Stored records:
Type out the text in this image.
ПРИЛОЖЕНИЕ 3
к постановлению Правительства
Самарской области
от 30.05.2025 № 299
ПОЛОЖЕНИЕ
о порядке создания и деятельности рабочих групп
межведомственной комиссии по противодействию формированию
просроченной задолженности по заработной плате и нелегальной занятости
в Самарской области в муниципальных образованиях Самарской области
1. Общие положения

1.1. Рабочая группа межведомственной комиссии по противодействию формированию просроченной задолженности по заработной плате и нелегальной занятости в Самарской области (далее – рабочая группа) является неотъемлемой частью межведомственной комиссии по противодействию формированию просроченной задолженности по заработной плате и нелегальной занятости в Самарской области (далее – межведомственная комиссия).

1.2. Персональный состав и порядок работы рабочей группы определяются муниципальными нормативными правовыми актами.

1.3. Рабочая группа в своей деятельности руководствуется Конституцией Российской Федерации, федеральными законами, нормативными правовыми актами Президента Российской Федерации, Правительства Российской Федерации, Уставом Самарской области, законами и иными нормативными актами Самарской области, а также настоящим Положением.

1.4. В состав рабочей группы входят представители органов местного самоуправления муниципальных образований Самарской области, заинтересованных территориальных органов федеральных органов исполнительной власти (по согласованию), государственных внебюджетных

■ **EXERCISE**
Please return the data above exactly as given.

■ **WRITTEN SOLUTION**
Type out the text in this image.
ПРИЛОЖЕНИЕ 3
к постановлению Правительства
Самарской области
от 30.05.2025 № 299
ПОЛОЖЕНИЕ
о порядке создания и деятельности рабочих групп
межведомственной комиссии по противодействию формированию
просроченной задолженности по заработной плате и нелегальной занятости
в Самарской области в муниципальных образованиях Самарской области
1. Общие положения

1.1. Рабочая группа межведомственной комиссии по противодействию формированию просроченной задолженности по заработной плате и нелегальной занятости в Самарской области (далее – рабочая группа) является неотъемлемой частью межведомственной комиссии по противодействию формированию просроченной задолженности по заработной плате и нелегальной занятости в Самарской области (далее – межведомственная комиссия).

1.2. Персональный состав и порядок работы рабочей группы определяются муниципальными нормативными правовыми актами.

1.3. Рабочая группа в своей деятельности руководствуется Конституцией Российской Федерации, федеральными законами, нормативными правовыми актами Президента Российской Федерации, Правительства Российской Федерации, Уставом Самарской области, законами и иными нормативными актами Самарской области, а также настоящим Положением.

1.4. В состав рабочей группы входят представители органов местного самоуправления муниципальных образований Самарской области, заинтересованных территориальных органов федеральных органов исполнительной власти (по согласованию), государственных внебюджетных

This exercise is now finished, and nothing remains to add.